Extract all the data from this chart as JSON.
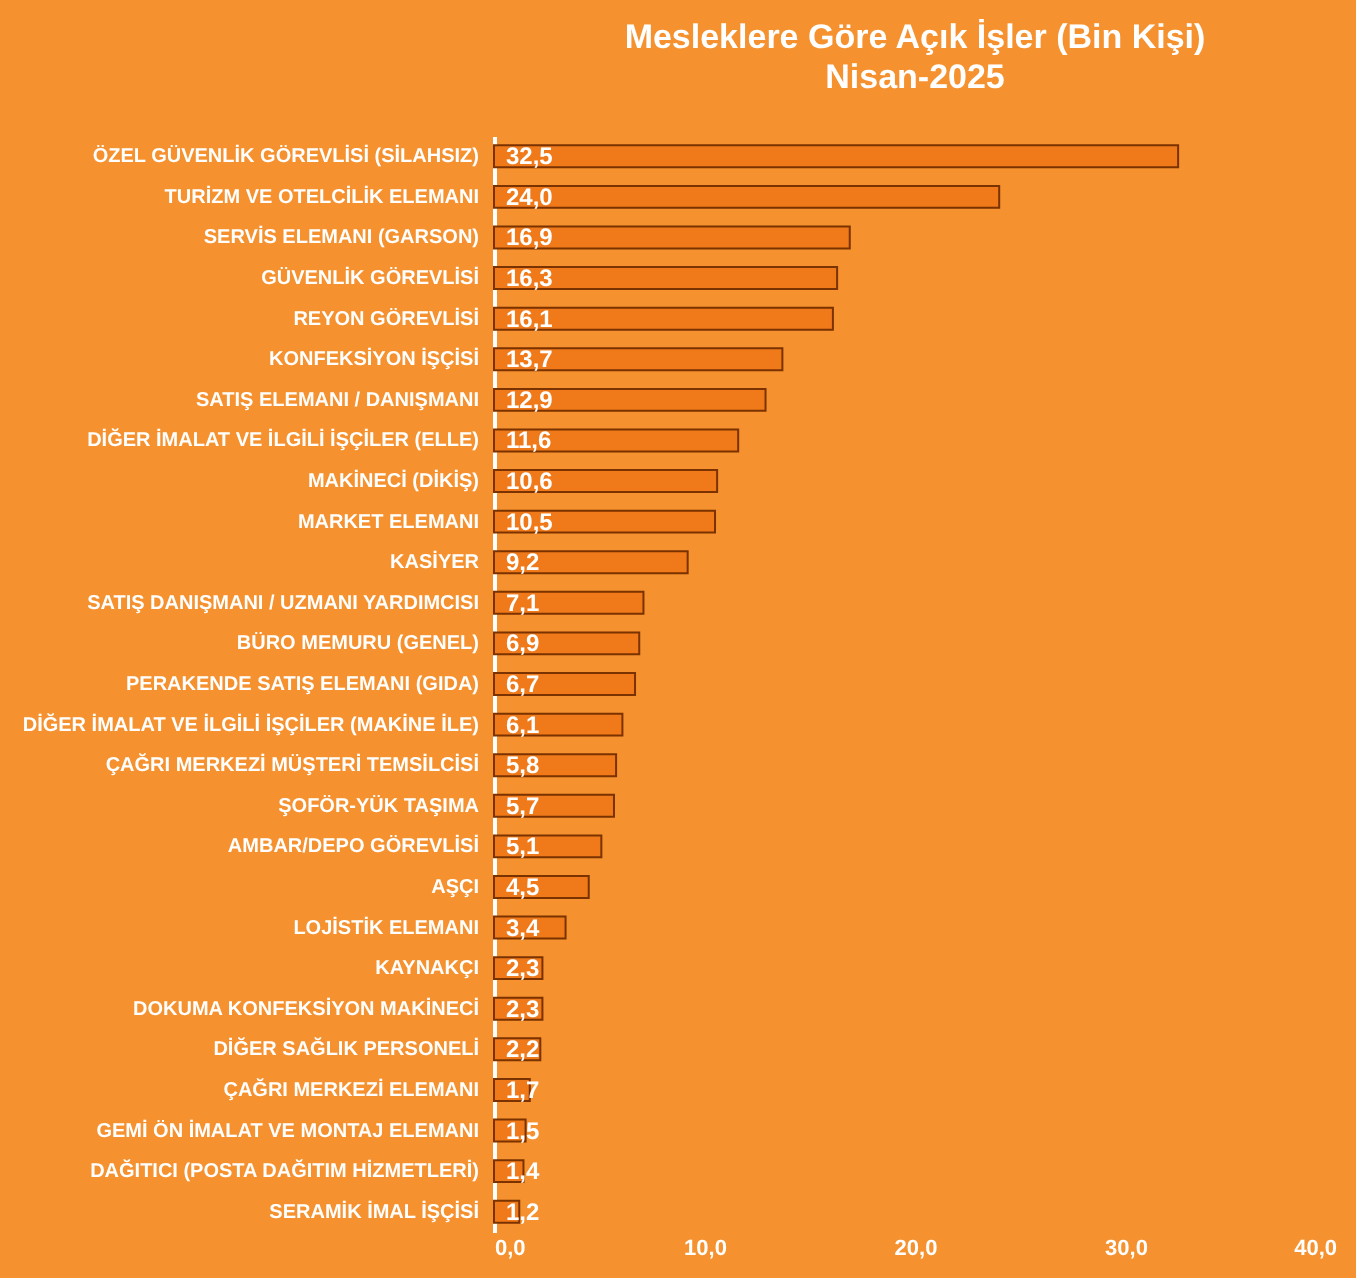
{
  "chart_data": {
    "type": "bar",
    "orientation": "horizontal",
    "title": "Mesleklere Göre Açık İşler  (Bin Kişi)",
    "subtitle": "Nisan-2025",
    "categories": [
      "ÖZEL GÜVENLİK GÖREVLİSİ (SİLAHSIZ)",
      "TURİZM VE OTELCİLİK ELEMANI",
      "SERVİS ELEMANI (GARSON)",
      "GÜVENLİK GÖREVLİSİ",
      "REYON GÖREVLİSİ",
      "KONFEKSİYON İŞÇİSİ",
      "SATIŞ ELEMANI / DANIŞMANI",
      "DİĞER İMALAT VE İLGİLİ İŞÇİLER (ELLE)",
      "MAKİNECİ (DİKİŞ)",
      "MARKET ELEMANI",
      "KASİYER",
      "SATIŞ DANIŞMANI / UZMANI YARDIMCISI",
      "BÜRO MEMURU (GENEL)",
      "PERAKENDE SATIŞ ELEMANI (GIDA)",
      "DİĞER İMALAT VE İLGİLİ İŞÇİLER (MAKİNE İLE)",
      "ÇAĞRI MERKEZİ MÜŞTERİ TEMSİLCİSİ",
      "ŞOFÖR-YÜK TAŞIMA",
      "AMBAR/DEPO GÖREVLİSİ",
      "AŞÇI",
      "LOJİSTİK ELEMANI",
      "KAYNAKÇI",
      "DOKUMA KONFEKSİYON MAKİNECİ",
      "DİĞER SAĞLIK PERSONELİ",
      "ÇAĞRI MERKEZİ ELEMANI",
      "GEMİ ÖN İMALAT VE MONTAJ ELEMANI",
      "DAĞITICI (POSTA DAĞITIM HİZMETLERİ)",
      "SERAMİK İMAL İŞÇİSİ"
    ],
    "values": [
      32.5,
      24.0,
      16.9,
      16.3,
      16.1,
      13.7,
      12.9,
      11.6,
      10.6,
      10.5,
      9.2,
      7.1,
      6.9,
      6.7,
      6.1,
      5.8,
      5.7,
      5.1,
      4.5,
      3.4,
      2.3,
      2.3,
      2.2,
      1.7,
      1.5,
      1.4,
      1.2
    ],
    "value_labels": [
      "32,5",
      "24,0",
      "16,9",
      "16,3",
      "16,1",
      "13,7",
      "12,9",
      "11,6",
      "10,6",
      "10,5",
      "9,2",
      "7,1",
      "6,9",
      "6,7",
      "6,1",
      "5,8",
      "5,7",
      "5,1",
      "4,5",
      "3,4",
      "2,3",
      "2,3",
      "2,2",
      "1,7",
      "1,5",
      "1,4",
      "1,2"
    ],
    "color": "#f07a1a",
    "xlim": [
      0,
      40
    ],
    "xticks": [
      {
        "value": 0,
        "label": "0,0"
      },
      {
        "value": 10,
        "label": "10,0"
      },
      {
        "value": 20,
        "label": "20,0"
      },
      {
        "value": 30,
        "label": "30,0"
      },
      {
        "value": 40,
        "label": "40,0"
      }
    ]
  }
}
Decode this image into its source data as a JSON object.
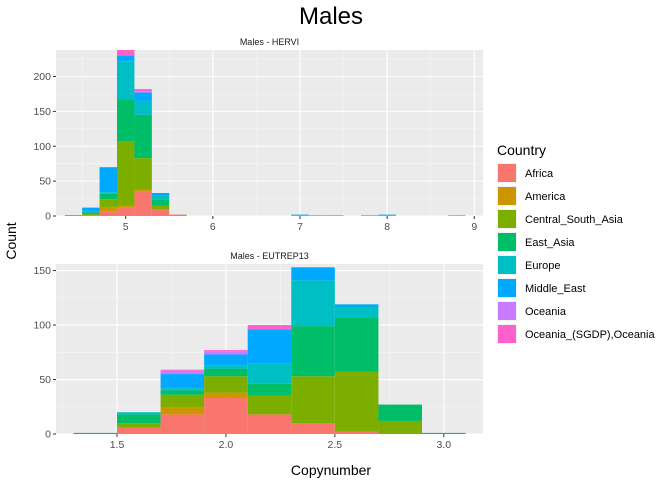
{
  "title": "Males",
  "xlabel": "Copynumber",
  "ylabel": "Count",
  "legend": {
    "title": "Country",
    "items": [
      {
        "label": "Africa",
        "color": "#F8766D"
      },
      {
        "label": "America",
        "color": "#CD9600"
      },
      {
        "label": "Central_South_Asia",
        "color": "#7CAE00"
      },
      {
        "label": "East_Asia",
        "color": "#00BE67"
      },
      {
        "label": "Europe",
        "color": "#00BFC4"
      },
      {
        "label": "Middle_East",
        "color": "#00A9FF"
      },
      {
        "label": "Oceania",
        "color": "#C77CFF"
      },
      {
        "label": "Oceania_(SGDP),Oceania",
        "color": "#FF61CC"
      }
    ]
  },
  "chart_data": [
    {
      "type": "bar",
      "subtype": "stacked-histogram",
      "title": "Males - HERVI",
      "xlim": [
        4.2,
        9.1
      ],
      "ylim": [
        0,
        238
      ],
      "xticks": [
        5,
        6,
        7,
        8,
        9
      ],
      "yticks": [
        0,
        50,
        100,
        150,
        200
      ],
      "bins": [
        {
          "x0": 4.3,
          "x1": 4.5,
          "values": [
            0,
            0,
            0,
            1,
            0,
            0,
            0,
            0
          ]
        },
        {
          "x0": 4.5,
          "x1": 4.7,
          "values": [
            1,
            0,
            2,
            2,
            2,
            5,
            0,
            0
          ]
        },
        {
          "x0": 4.7,
          "x1": 4.9,
          "values": [
            7,
            5,
            12,
            8,
            2,
            36,
            0,
            0
          ]
        },
        {
          "x0": 4.9,
          "x1": 5.1,
          "values": [
            12,
            3,
            92,
            60,
            55,
            8,
            0,
            8
          ]
        },
        {
          "x0": 5.1,
          "x1": 5.3,
          "values": [
            36,
            2,
            45,
            62,
            20,
            12,
            2,
            3
          ]
        },
        {
          "x0": 5.3,
          "x1": 5.5,
          "values": [
            10,
            0,
            5,
            8,
            7,
            3,
            0,
            0
          ]
        },
        {
          "x0": 5.5,
          "x1": 5.7,
          "values": [
            2,
            0,
            0,
            0,
            0,
            0,
            0,
            0
          ]
        },
        {
          "x0": 6.9,
          "x1": 7.1,
          "values": [
            1,
            0,
            0,
            0,
            0,
            1,
            0,
            0
          ]
        },
        {
          "x0": 7.1,
          "x1": 7.3,
          "values": [
            1,
            0,
            0,
            0,
            0,
            0,
            0,
            0
          ]
        },
        {
          "x0": 7.3,
          "x1": 7.5,
          "values": [
            1,
            0,
            0,
            0,
            0,
            0,
            0,
            0
          ]
        },
        {
          "x0": 7.7,
          "x1": 7.9,
          "values": [
            1,
            0,
            0,
            0,
            0,
            0,
            0,
            0
          ]
        },
        {
          "x0": 7.9,
          "x1": 8.1,
          "values": [
            1,
            0,
            0,
            0,
            0,
            1,
            0,
            0
          ]
        },
        {
          "x0": 8.7,
          "x1": 8.9,
          "values": [
            1,
            0,
            0,
            0,
            0,
            0,
            0,
            0
          ]
        }
      ]
    },
    {
      "type": "bar",
      "subtype": "stacked-histogram",
      "title": "Males - EUTREP13",
      "xlim": [
        1.22,
        3.18
      ],
      "ylim": [
        0,
        156
      ],
      "xticks": [
        1.5,
        2.0,
        2.5,
        3.0
      ],
      "xticklabels": [
        "1.5",
        "2.0",
        "2.5",
        "3.0"
      ],
      "yticks": [
        0,
        50,
        100,
        150
      ],
      "bins": [
        {
          "x0": 1.3,
          "x1": 1.5,
          "values": [
            0,
            0,
            0,
            1,
            0,
            0,
            0,
            0
          ]
        },
        {
          "x0": 1.5,
          "x1": 1.7,
          "values": [
            6,
            0,
            4,
            8,
            2,
            0,
            0,
            0
          ]
        },
        {
          "x0": 1.7,
          "x1": 1.9,
          "values": [
            18,
            6,
            12,
            4,
            2,
            13,
            3,
            1
          ]
        },
        {
          "x0": 1.9,
          "x1": 2.1,
          "values": [
            33,
            5,
            15,
            7,
            3,
            10,
            3,
            1
          ]
        },
        {
          "x0": 2.1,
          "x1": 2.3,
          "values": [
            18,
            0,
            17,
            11,
            19,
            31,
            0,
            4
          ]
        },
        {
          "x0": 2.3,
          "x1": 2.5,
          "values": [
            10,
            0,
            43,
            46,
            42,
            12,
            0,
            0
          ]
        },
        {
          "x0": 2.5,
          "x1": 2.7,
          "values": [
            2,
            0,
            55,
            50,
            10,
            2,
            0,
            0
          ]
        },
        {
          "x0": 2.7,
          "x1": 2.9,
          "values": [
            0,
            0,
            12,
            15,
            0,
            0,
            0,
            0
          ]
        },
        {
          "x0": 2.9,
          "x1": 3.1,
          "values": [
            0,
            0,
            0,
            1,
            0,
            0,
            0,
            0
          ]
        }
      ]
    }
  ]
}
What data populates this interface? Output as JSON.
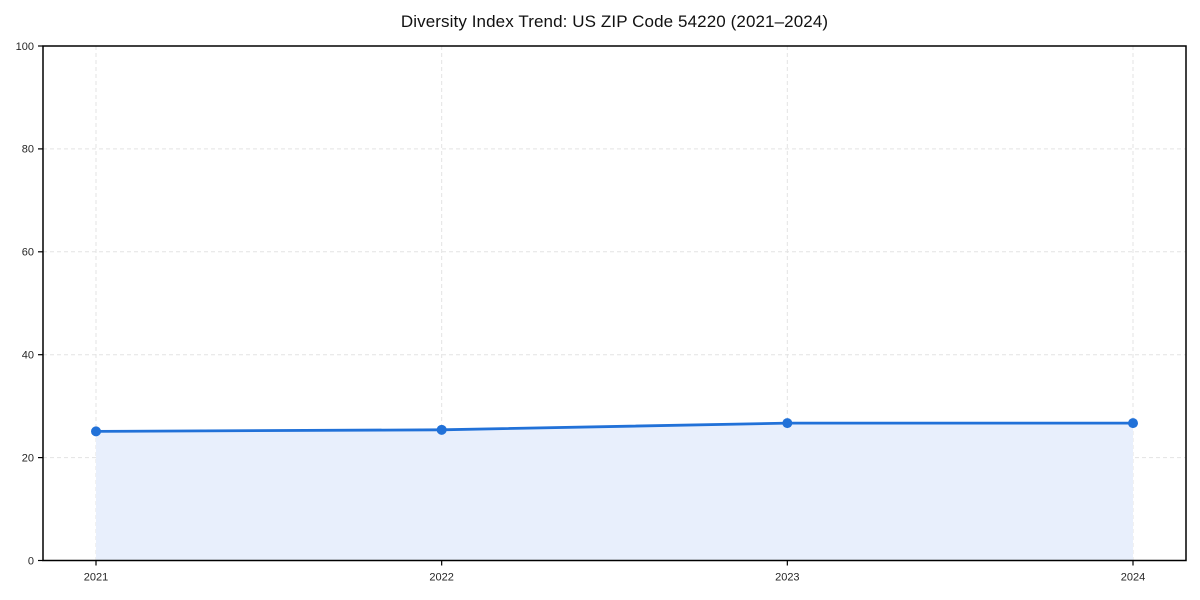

Aim: In the entries above, find each line with the word "Males" and copy it.

Result for this exercise:
  "title": "Males",
      "title": "Males - HERVI",
      "title": "Males - EUTREP13",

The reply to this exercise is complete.